* [Written request] Give the listing again in full, exactly as written.

* [Records about charts and figures]
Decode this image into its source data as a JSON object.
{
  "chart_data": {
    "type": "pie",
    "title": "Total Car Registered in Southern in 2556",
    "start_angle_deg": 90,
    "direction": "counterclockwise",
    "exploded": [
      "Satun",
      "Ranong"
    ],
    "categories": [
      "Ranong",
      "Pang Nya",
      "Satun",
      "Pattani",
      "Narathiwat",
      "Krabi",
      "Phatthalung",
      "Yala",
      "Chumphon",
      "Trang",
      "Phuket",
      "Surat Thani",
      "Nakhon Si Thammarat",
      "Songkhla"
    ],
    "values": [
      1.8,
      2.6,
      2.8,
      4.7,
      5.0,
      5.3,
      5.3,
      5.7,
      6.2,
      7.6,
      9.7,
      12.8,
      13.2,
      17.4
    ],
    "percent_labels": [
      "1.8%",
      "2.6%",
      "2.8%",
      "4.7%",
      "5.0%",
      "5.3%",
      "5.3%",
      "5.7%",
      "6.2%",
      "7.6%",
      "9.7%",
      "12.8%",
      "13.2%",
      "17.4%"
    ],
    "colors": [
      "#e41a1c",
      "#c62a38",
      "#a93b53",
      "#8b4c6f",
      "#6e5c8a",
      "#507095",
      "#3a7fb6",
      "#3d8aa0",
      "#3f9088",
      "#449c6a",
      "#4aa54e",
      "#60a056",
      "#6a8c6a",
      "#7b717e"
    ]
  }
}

* [Solved exercise]
Decode this image into its source data as a JSON object.
{
  "chart_data": {
    "type": "pie",
    "title": "Total Car Registered in Southern in 2556",
    "start_angle_deg": 90,
    "direction": "counterclockwise",
    "exploded": [
      "Satun",
      "Ranong"
    ],
    "categories": [
      "Ranong",
      "Pang Nya",
      "Satun",
      "Pattani",
      "Narathiwat",
      "Krabi",
      "Phatthalung",
      "Yala",
      "Chumphon",
      "Trang",
      "Phuket",
      "Surat Thani",
      "Nakhon Si Thammarat",
      "Songkhla"
    ],
    "values": [
      1.8,
      2.6,
      2.8,
      4.7,
      5.0,
      5.3,
      5.3,
      5.7,
      6.2,
      7.6,
      9.7,
      12.8,
      13.2,
      17.4
    ],
    "percent_labels": [
      "1.8%",
      "2.6%",
      "2.8%",
      "4.7%",
      "5.0%",
      "5.3%",
      "5.3%",
      "5.7%",
      "6.2%",
      "7.6%",
      "9.7%",
      "12.8%",
      "13.2%",
      "17.4%"
    ],
    "colors": [
      "#e41a1c",
      "#c62a38",
      "#a93b53",
      "#8b4c6f",
      "#6e5c8a",
      "#507095",
      "#3a7fb6",
      "#3d8aa0",
      "#3f9088",
      "#449c6a",
      "#4aa54e",
      "#60a056",
      "#6a8c6a",
      "#7b717e"
    ]
  }
}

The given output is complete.